## Goal
Pick out all lines with the word "etiam" from the records that follow.

## Entries
################

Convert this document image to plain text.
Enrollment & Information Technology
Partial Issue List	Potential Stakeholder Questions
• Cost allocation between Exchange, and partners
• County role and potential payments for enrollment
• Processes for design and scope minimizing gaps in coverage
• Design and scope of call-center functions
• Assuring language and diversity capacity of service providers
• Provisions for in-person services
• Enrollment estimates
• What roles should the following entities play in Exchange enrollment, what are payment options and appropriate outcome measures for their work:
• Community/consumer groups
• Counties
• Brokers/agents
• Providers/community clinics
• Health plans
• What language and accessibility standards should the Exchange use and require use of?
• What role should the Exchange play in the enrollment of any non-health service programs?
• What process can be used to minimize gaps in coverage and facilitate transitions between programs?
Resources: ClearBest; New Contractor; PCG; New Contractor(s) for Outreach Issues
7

################

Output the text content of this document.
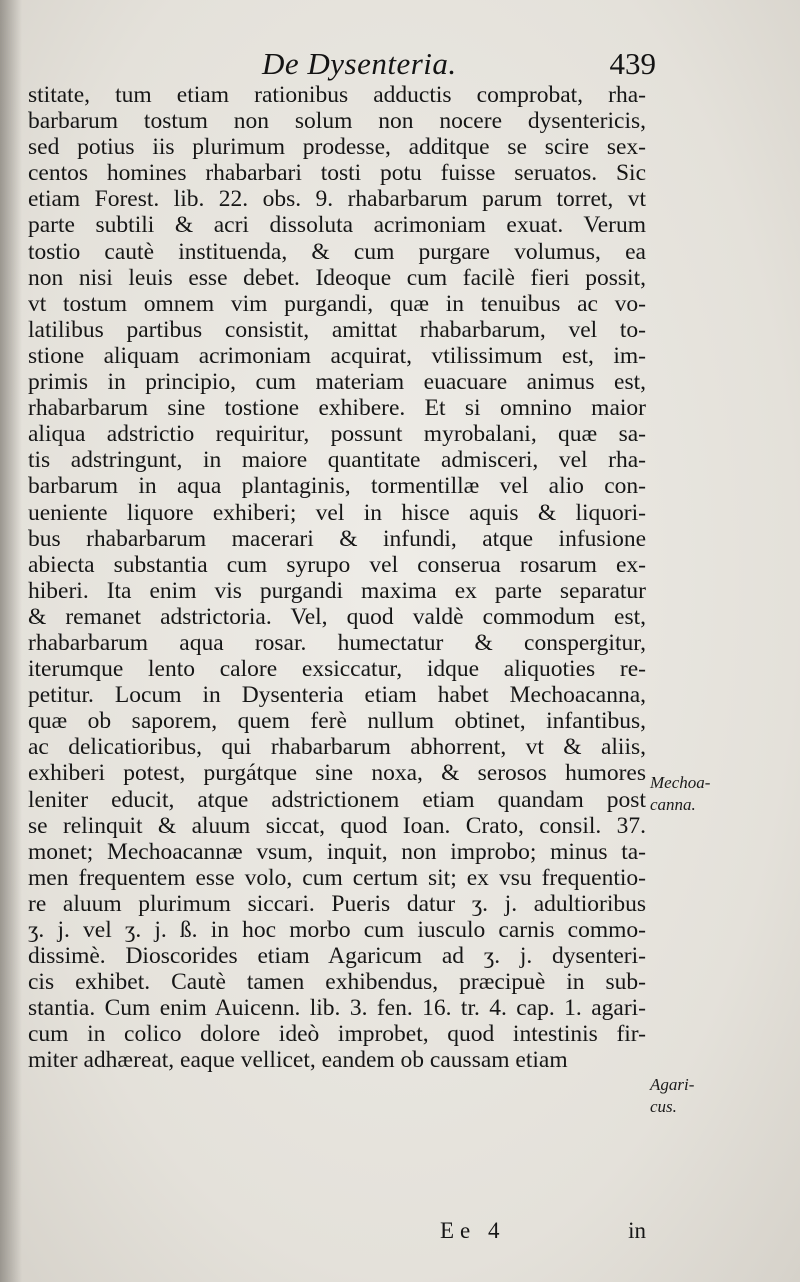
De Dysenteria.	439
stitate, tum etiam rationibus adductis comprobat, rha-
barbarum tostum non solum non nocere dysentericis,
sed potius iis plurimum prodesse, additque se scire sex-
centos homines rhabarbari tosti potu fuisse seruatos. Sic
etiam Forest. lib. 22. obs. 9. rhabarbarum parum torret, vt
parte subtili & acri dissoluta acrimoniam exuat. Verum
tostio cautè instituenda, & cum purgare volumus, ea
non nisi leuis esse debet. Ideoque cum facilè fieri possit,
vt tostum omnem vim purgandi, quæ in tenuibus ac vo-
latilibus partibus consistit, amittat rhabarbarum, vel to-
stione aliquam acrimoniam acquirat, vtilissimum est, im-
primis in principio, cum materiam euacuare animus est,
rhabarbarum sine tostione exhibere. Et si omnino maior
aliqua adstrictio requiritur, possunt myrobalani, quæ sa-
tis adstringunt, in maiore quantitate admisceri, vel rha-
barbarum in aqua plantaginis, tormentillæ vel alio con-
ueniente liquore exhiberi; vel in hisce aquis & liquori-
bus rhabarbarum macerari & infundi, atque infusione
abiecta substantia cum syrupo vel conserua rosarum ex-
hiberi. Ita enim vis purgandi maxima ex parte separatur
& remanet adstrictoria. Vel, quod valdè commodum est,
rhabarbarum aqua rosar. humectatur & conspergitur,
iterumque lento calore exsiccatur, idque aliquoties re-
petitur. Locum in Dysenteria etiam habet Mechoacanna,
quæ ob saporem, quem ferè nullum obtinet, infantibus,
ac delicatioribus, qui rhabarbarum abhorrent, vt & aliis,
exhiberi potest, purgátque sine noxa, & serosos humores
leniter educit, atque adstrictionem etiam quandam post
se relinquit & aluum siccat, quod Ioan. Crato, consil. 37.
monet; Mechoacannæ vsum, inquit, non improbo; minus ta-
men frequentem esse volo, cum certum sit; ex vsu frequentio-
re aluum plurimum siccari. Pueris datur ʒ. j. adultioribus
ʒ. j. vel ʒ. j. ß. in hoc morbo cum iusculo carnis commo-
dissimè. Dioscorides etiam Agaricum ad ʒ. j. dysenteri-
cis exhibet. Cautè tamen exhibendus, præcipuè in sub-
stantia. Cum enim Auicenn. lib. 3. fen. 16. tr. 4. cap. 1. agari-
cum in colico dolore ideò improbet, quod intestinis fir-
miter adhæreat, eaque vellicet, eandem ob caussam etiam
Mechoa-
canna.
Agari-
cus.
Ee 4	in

################

## Solution to the problem
stitate, tum etiam rationibus adductis comprobat, rha-
etiam Forest. lib. 22. obs. 9. rhabarbarum parum torret, vt
petitur. Locum in Dysenteria etiam habet Mechoacanna,
leniter educit, atque adstrictionem etiam quandam post
dissimè. Dioscorides etiam Agaricum ad ʒ. j. dysenteri-
miter adhæreat, eaque vellicet, eandem ob caussam etiam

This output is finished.